■ THE PROBLEM ■
Rewrite the entries below with "screenshot" replaced by "chart image" and everything else left unchanged. Leave the pictures out of your answer.

■ RECORD LIST ■

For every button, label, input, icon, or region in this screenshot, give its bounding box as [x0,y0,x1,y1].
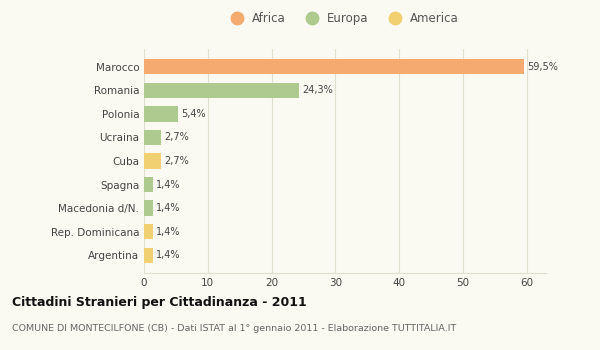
Bar [144,247,153,263]
Text: 2,7%: 2,7% [164,156,189,166]
Legend: Africa, Europa, America: Africa, Europa, America [220,8,464,30]
Bar [144,59,524,75]
Text: 1,4%: 1,4% [156,227,181,237]
Text: 2,7%: 2,7% [164,132,189,142]
Bar [144,177,153,192]
Text: COMUNE DI MONTECILFONE (CB) - Dati ISTAT al 1° gennaio 2011 - Elaborazione TUTTI: COMUNE DI MONTECILFONE (CB) - Dati ISTAT… [12,324,456,333]
Text: Cittadini Stranieri per Cittadinanza - 2011: Cittadini Stranieri per Cittadinanza - 2… [12,296,307,309]
Bar [144,83,299,98]
Text: 24,3%: 24,3% [302,85,333,95]
Text: 5,4%: 5,4% [182,109,206,119]
Bar [144,201,153,216]
Bar [144,224,153,239]
Bar [144,130,161,145]
Text: 59,5%: 59,5% [527,62,558,72]
Text: 1,4%: 1,4% [156,250,181,260]
Text: 1,4%: 1,4% [156,180,181,190]
Bar [144,106,178,121]
Text: 1,4%: 1,4% [156,203,181,213]
Bar [144,153,161,169]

■ FULL ANSWER ■
For every button, label, input, icon, or region in this chart image, give its bounding box as [x0,y0,x1,y1].
Bar [144,247,153,263]
Text: 2,7%: 2,7% [164,156,189,166]
Legend: Africa, Europa, America: Africa, Europa, America [220,8,464,30]
Bar [144,59,524,75]
Text: 1,4%: 1,4% [156,227,181,237]
Text: 2,7%: 2,7% [164,132,189,142]
Bar [144,177,153,192]
Text: COMUNE DI MONTECILFONE (CB) - Dati ISTAT al 1° gennaio 2011 - Elaborazione TUTTI: COMUNE DI MONTECILFONE (CB) - Dati ISTAT… [12,324,456,333]
Text: Cittadini Stranieri per Cittadinanza - 2011: Cittadini Stranieri per Cittadinanza - 2… [12,296,307,309]
Bar [144,83,299,98]
Text: 24,3%: 24,3% [302,85,333,95]
Text: 5,4%: 5,4% [182,109,206,119]
Bar [144,201,153,216]
Bar [144,224,153,239]
Bar [144,130,161,145]
Text: 59,5%: 59,5% [527,62,558,72]
Text: 1,4%: 1,4% [156,250,181,260]
Text: 1,4%: 1,4% [156,180,181,190]
Bar [144,106,178,121]
Text: 1,4%: 1,4% [156,203,181,213]
Bar [144,153,161,169]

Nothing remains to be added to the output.